### GIVEN TASK
In the data below, locate each line with the word "можно" and list it.

[Data entries]

## Begin

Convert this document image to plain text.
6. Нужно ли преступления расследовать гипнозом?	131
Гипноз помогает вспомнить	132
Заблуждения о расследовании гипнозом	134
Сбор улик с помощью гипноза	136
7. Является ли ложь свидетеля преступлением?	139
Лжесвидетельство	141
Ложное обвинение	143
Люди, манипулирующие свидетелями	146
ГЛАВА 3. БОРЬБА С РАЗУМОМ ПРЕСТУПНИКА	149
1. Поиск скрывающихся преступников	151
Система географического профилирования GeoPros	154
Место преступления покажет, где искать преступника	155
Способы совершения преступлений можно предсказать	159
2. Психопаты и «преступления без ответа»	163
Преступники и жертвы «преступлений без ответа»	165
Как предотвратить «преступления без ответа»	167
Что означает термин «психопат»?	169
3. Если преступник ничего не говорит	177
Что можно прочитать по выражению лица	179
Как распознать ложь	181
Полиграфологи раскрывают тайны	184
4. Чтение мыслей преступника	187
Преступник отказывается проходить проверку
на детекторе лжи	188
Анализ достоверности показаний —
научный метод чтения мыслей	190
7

## End
## Begin

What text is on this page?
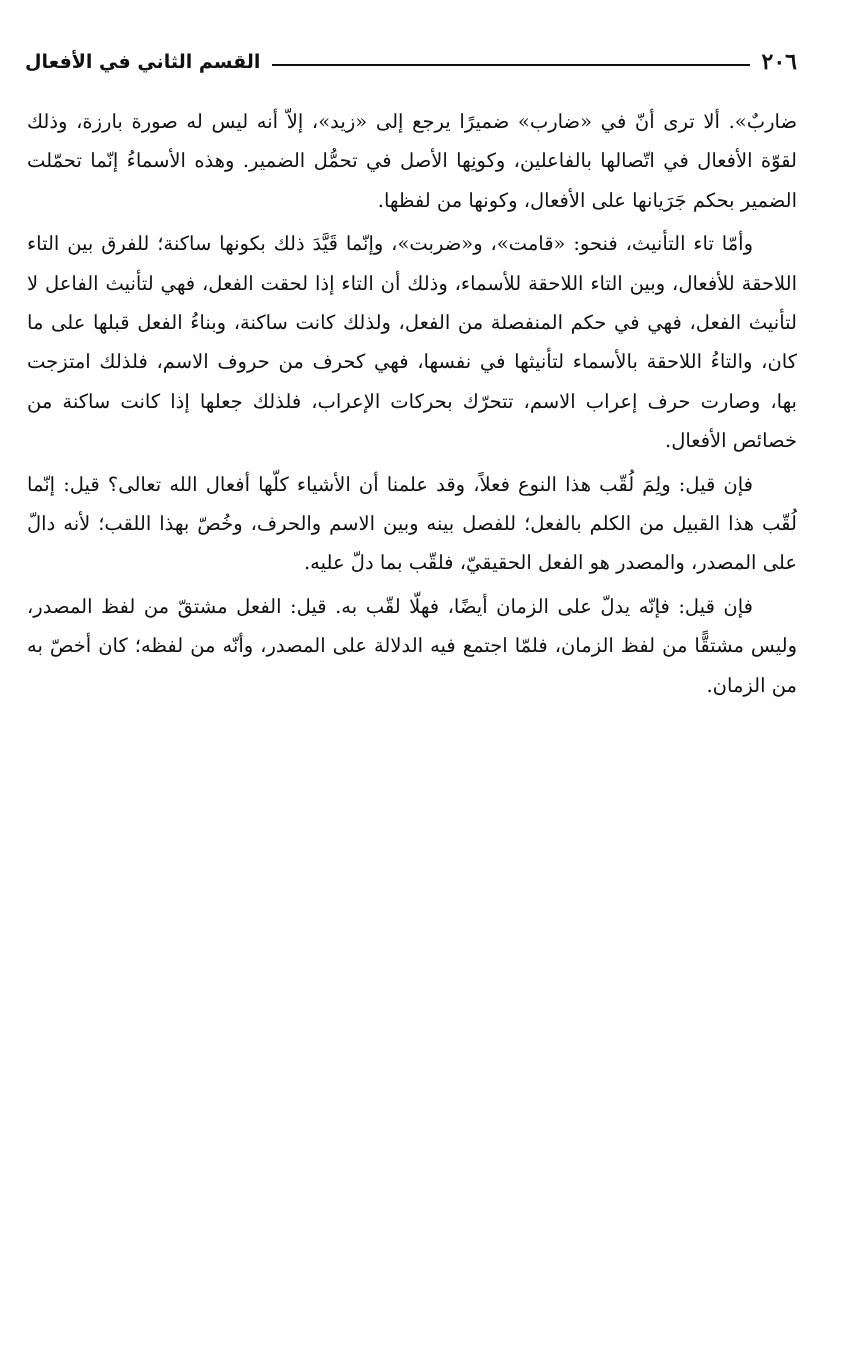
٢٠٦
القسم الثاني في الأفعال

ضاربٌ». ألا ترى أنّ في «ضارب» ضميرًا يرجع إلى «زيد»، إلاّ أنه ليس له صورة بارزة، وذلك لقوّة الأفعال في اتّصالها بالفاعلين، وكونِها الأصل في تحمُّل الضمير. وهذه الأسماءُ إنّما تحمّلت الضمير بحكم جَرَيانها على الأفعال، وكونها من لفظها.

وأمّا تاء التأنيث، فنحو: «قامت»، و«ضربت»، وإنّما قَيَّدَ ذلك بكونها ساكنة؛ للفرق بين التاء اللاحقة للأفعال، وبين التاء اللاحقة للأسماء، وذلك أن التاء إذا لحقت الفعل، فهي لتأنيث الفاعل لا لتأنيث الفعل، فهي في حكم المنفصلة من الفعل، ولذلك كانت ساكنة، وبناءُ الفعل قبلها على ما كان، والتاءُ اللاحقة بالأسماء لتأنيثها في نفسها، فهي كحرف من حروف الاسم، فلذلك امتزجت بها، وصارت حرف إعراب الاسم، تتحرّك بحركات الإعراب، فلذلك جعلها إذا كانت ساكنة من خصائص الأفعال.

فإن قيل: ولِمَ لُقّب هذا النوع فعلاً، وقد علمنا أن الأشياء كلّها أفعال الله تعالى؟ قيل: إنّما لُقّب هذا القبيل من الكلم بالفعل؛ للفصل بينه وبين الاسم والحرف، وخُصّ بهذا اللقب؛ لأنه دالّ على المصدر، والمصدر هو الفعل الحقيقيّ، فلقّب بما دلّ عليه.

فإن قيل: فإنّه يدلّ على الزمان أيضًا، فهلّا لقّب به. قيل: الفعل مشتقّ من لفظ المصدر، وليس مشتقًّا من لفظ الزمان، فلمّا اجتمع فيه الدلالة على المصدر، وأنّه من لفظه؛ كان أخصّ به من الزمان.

## End

### RESULT FOR THIS TASK
Способы совершения преступлений можно предсказать	159
Что можно прочитать по выражению лица	179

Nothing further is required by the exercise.